Work to complete -> Please write out the listing exactly, with nothing altered.

Given records ->
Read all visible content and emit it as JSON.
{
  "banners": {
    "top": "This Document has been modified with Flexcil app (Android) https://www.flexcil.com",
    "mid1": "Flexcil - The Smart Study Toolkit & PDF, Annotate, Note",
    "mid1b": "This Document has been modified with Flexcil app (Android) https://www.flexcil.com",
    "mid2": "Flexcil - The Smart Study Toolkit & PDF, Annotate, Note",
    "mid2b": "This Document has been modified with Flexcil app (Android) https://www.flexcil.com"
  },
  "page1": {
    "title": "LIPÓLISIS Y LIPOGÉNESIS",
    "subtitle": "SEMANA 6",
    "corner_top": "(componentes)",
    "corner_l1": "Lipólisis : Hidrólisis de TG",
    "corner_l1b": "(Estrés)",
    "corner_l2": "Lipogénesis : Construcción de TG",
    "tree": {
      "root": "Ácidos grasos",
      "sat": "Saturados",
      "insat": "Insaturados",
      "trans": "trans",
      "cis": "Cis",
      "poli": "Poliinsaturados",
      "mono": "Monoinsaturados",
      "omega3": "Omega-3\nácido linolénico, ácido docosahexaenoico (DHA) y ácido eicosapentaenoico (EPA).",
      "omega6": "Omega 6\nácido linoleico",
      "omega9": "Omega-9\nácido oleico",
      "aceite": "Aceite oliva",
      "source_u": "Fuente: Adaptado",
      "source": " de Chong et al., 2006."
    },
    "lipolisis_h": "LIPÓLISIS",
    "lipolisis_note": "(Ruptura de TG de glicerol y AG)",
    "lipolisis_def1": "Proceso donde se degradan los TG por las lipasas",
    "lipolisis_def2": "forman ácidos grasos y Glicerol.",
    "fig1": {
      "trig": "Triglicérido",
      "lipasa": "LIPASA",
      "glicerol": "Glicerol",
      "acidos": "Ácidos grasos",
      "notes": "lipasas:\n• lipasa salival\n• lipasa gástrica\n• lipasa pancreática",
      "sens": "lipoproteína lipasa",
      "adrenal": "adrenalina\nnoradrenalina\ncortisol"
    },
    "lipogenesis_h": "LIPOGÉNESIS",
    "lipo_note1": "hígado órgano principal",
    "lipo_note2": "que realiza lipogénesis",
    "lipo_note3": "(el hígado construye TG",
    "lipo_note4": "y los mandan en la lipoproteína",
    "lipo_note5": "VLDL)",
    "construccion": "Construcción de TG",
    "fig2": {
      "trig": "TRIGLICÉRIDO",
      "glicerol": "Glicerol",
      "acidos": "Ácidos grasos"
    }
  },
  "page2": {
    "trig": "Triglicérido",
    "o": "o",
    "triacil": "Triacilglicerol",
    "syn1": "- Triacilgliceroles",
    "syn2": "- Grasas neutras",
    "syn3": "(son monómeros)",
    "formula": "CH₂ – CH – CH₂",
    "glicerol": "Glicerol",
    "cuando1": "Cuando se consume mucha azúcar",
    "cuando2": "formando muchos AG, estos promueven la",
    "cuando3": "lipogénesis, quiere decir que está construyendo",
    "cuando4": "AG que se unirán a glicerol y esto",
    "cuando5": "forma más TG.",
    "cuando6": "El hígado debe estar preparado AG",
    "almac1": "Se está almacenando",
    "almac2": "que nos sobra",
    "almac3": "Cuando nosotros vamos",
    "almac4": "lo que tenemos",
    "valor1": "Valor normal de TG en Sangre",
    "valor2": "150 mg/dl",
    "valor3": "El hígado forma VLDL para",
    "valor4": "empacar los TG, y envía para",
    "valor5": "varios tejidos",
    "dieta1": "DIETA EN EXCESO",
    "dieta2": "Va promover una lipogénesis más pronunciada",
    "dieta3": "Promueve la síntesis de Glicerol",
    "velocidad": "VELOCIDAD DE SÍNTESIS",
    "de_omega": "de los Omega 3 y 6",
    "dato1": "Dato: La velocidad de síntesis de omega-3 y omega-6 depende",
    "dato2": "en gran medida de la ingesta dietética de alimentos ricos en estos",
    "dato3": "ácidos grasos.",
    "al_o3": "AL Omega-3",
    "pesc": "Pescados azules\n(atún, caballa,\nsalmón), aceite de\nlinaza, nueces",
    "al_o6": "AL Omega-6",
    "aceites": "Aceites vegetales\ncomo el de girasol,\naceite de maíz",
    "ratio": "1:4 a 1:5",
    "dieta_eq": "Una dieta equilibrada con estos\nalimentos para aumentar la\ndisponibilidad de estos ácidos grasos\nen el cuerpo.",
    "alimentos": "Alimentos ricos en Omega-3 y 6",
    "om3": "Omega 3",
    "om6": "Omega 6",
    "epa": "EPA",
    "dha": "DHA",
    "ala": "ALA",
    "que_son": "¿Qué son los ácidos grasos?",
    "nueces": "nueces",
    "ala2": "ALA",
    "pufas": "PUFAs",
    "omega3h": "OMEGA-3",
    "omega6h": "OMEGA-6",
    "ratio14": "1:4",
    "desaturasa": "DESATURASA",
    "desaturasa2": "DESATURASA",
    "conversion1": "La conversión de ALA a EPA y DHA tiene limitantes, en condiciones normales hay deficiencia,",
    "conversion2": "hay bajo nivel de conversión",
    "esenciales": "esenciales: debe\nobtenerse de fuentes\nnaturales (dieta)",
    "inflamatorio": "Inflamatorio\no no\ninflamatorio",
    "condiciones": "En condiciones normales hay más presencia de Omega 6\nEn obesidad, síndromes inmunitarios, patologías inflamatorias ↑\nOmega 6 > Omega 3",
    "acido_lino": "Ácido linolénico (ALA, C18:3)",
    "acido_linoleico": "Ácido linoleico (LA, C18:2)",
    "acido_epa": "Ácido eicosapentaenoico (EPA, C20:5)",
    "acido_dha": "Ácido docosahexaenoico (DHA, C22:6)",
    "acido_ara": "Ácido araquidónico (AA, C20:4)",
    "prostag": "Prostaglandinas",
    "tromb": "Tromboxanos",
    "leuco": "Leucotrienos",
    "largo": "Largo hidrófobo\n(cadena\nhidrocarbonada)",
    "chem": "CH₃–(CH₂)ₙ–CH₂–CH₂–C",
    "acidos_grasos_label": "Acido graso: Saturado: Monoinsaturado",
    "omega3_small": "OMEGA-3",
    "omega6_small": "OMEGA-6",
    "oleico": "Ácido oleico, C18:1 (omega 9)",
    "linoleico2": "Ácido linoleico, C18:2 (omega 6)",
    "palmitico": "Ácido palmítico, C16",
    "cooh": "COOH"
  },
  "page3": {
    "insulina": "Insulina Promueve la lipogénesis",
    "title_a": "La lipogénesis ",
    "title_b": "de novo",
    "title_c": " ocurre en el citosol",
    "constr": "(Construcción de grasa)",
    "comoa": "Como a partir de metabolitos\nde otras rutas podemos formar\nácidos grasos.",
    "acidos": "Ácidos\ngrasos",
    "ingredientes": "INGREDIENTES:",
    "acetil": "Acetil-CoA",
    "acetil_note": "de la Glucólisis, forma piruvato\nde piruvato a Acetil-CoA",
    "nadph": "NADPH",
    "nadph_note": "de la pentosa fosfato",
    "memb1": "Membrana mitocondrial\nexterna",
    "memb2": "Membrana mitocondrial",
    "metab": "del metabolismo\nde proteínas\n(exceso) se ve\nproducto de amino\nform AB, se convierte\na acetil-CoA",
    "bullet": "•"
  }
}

Written response ->
Read all visible content and emit it as JSON.
{
  "banners": {
    "top": "This Document has been modified with Flexcil app (Android) https://www.flexcil.com",
    "mid1": "Flexcil - The Smart Study Toolkit & PDF, Annotate, Note",
    "mid1b": "This Document has been modified with Flexcil app (Android) https://www.flexcil.com",
    "mid2": "Flexcil - The Smart Study Toolkit & PDF, Annotate, Note",
    "mid2b": "This Document has been modified with Flexcil app (Android) https://www.flexcil.com"
  },
  "page1": {
    "title": "LIPÓLISIS Y LIPOGÉNESIS",
    "subtitle": "SEMANA 6",
    "corner_top": "(componentes)",
    "corner_l1": "Lipólisis : Hidrólisis de TG",
    "corner_l1b": "(Estrés)",
    "corner_l2": "Lipogénesis : Construcción de TG",
    "tree": {
      "root": "Ácidos grasos",
      "sat": "Saturados",
      "insat": "Insaturados",
      "trans": "trans",
      "cis": "Cis",
      "poli": "Poliinsaturados",
      "mono": "Monoinsaturados",
      "omega3": "Omega-3\nácido linolénico, ácido docosahexaenoico (DHA) y ácido eicosapentaenoico (EPA).",
      "omega6": "Omega 6\nácido linoleico",
      "omega9": "Omega-9\nácido oleico",
      "aceite": "Aceite oliva",
      "source_u": "Fuente: Adaptado",
      "source": " de Chong et al., 2006."
    },
    "lipolisis_h": "LIPÓLISIS",
    "lipolisis_note": "(Ruptura de TG de glicerol y AG)",
    "lipolisis_def1": "Proceso donde se degradan los TG por las lipasas",
    "lipolisis_def2": "forman ácidos grasos y Glicerol.",
    "fig1": {
      "trig": "Triglicérido",
      "lipasa": "LIPASA",
      "glicerol": "Glicerol",
      "acidos": "Ácidos grasos",
      "notes": "lipasas:\n• lipasa salival\n• lipasa gástrica\n• lipasa pancreática",
      "sens": "lipoproteína lipasa",
      "adrenal": "adrenalina\nnoradrenalina\ncortisol"
    },
    "lipogenesis_h": "LIPOGÉNESIS",
    "lipo_note1": "hígado órgano principal",
    "lipo_note2": "que realiza lipogénesis",
    "lipo_note3": "(el hígado construye TG",
    "lipo_note4": "y los mandan en la lipoproteína",
    "lipo_note5": "VLDL)",
    "construccion": "Construcción de TG",
    "fig2": {
      "trig": "TRIGLICÉRIDO",
      "glicerol": "Glicerol",
      "acidos": "Ácidos grasos"
    }
  },
  "page2": {
    "trig": "Triglicérido",
    "o": "o",
    "triacil": "Triacilglicerol",
    "syn1": "- Triacilgliceroles",
    "syn2": "- Grasas neutras",
    "syn3": "(son monómeros)",
    "formula": "CH₂ – CH – CH₂",
    "glicerol": "Glicerol",
    "cuando1": "Cuando se consume mucha azúcar",
    "cuando2": "formando muchos AG, estos promueven la",
    "cuando3": "lipogénesis, quiere decir que está construyendo",
    "cuando4": "AG que se unirán a glicerol y esto",
    "cuando5": "forma más TG.",
    "cuando6": "El hígado debe estar preparado AG",
    "almac1": "Se está almacenando",
    "almac2": "que nos sobra",
    "almac3": "Cuando nosotros vamos",
    "almac4": "lo que tenemos",
    "valor1": "Valor normal de TG en Sangre",
    "valor2": "150 mg/dl",
    "valor3": "El hígado forma VLDL para",
    "valor4": "empacar los TG, y envía para",
    "valor5": "varios tejidos",
    "dieta1": "DIETA EN EXCESO",
    "dieta2": "Va promover una lipogénesis más pronunciada",
    "dieta3": "Promueve la síntesis de Glicerol",
    "velocidad": "VELOCIDAD DE SÍNTESIS",
    "de_omega": "de los Omega 3 y 6",
    "dato1": "Dato: La velocidad de síntesis de omega-3 y omega-6 depende",
    "dato2": "en gran medida de la ingesta dietética de alimentos ricos en estos",
    "dato3": "ácidos grasos.",
    "al_o3": "AL Omega-3",
    "pesc": "Pescados azules\n(atún, caballa,\nsalmón), aceite de\nlinaza, nueces",
    "al_o6": "AL Omega-6",
    "aceites": "Aceites vegetales\ncomo el de girasol,\naceite de maíz",
    "ratio": "1:4 a 1:5",
    "dieta_eq": "Una dieta equilibrada con estos\nalimentos para aumentar la\ndisponibilidad de estos ácidos grasos\nen el cuerpo.",
    "alimentos": "Alimentos ricos en Omega-3 y 6",
    "om3": "Omega 3",
    "om6": "Omega 6",
    "epa": "EPA",
    "dha": "DHA",
    "ala": "ALA",
    "que_son": "¿Qué son los ácidos grasos?",
    "nueces": "nueces",
    "ala2": "ALA",
    "pufas": "PUFAs",
    "omega3h": "OMEGA-3",
    "omega6h": "OMEGA-6",
    "ratio14": "1:4",
    "desaturasa": "DESATURASA",
    "desaturasa2": "DESATURASA",
    "conversion1": "La conversión de ALA a EPA y DHA tiene limitantes, en condiciones normales hay deficiencia,",
    "conversion2": "hay bajo nivel de conversión",
    "esenciales": "esenciales: debe\nobtenerse de fuentes\nnaturales (dieta)",
    "inflamatorio": "Inflamatorio\no no\ninflamatorio",
    "condiciones": "En condiciones normales hay más presencia de Omega 6\nEn obesidad, síndromes inmunitarios, patologías inflamatorias ↑\nOmega 6 > Omega 3",
    "acido_lino": "Ácido linolénico (ALA, C18:3)",
    "acido_linoleico": "Ácido linoleico (LA, C18:2)",
    "acido_epa": "Ácido eicosapentaenoico (EPA, C20:5)",
    "acido_dha": "Ácido docosahexaenoico (DHA, C22:6)",
    "acido_ara": "Ácido araquidónico (AA, C20:4)",
    "prostag": "Prostaglandinas",
    "tromb": "Tromboxanos",
    "leuco": "Leucotrienos",
    "largo": "Largo hidrófobo\n(cadena\nhidrocarbonada)",
    "chem": "CH₃–(CH₂)ₙ–CH₂–CH₂–C",
    "acidos_grasos_label": "Acido graso: Saturado: Monoinsaturado",
    "omega3_small": "OMEGA-3",
    "omega6_small": "OMEGA-6",
    "oleico": "Ácido oleico, C18:1 (omega 9)",
    "linoleico2": "Ácido linoleico, C18:2 (omega 6)",
    "palmitico": "Ácido palmítico, C16",
    "cooh": "COOH"
  },
  "page3": {
    "insulina": "Insulina Promueve la lipogénesis",
    "title_a": "La lipogénesis ",
    "title_b": "de novo",
    "title_c": " ocurre en el citosol",
    "constr": "(Construcción de grasa)",
    "comoa": "Como a partir de metabolitos\nde otras rutas podemos formar\nácidos grasos.",
    "acidos": "Ácidos\ngrasos",
    "ingredientes": "INGREDIENTES:",
    "acetil": "Acetil-CoA",
    "acetil_note": "de la Glucólisis, forma piruvato\nde piruvato a Acetil-CoA",
    "nadph": "NADPH",
    "nadph_note": "de la pentosa fosfato",
    "memb1": "Membrana mitocondrial\nexterna",
    "memb2": "Membrana mitocondrial",
    "metab": "del metabolismo\nde proteínas\n(exceso) se ve\nproducto de amino\nform AB, se convierte\na acetil-CoA",
    "bullet": "•"
  }
}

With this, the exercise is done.